-- Begin Stored data --

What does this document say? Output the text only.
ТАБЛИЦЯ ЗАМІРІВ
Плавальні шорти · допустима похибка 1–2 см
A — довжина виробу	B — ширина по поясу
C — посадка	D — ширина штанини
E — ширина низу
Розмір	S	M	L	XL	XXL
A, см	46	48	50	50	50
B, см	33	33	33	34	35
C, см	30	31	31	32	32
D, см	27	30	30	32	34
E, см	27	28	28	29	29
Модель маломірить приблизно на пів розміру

-- End Stored data --

The exercise ->
For each line above that contains the word "ширина", copy that line.

Exercise answer ->
A — довжина виробу	B — ширина по поясу
C — посадка	D — ширина штанини
E — ширина низу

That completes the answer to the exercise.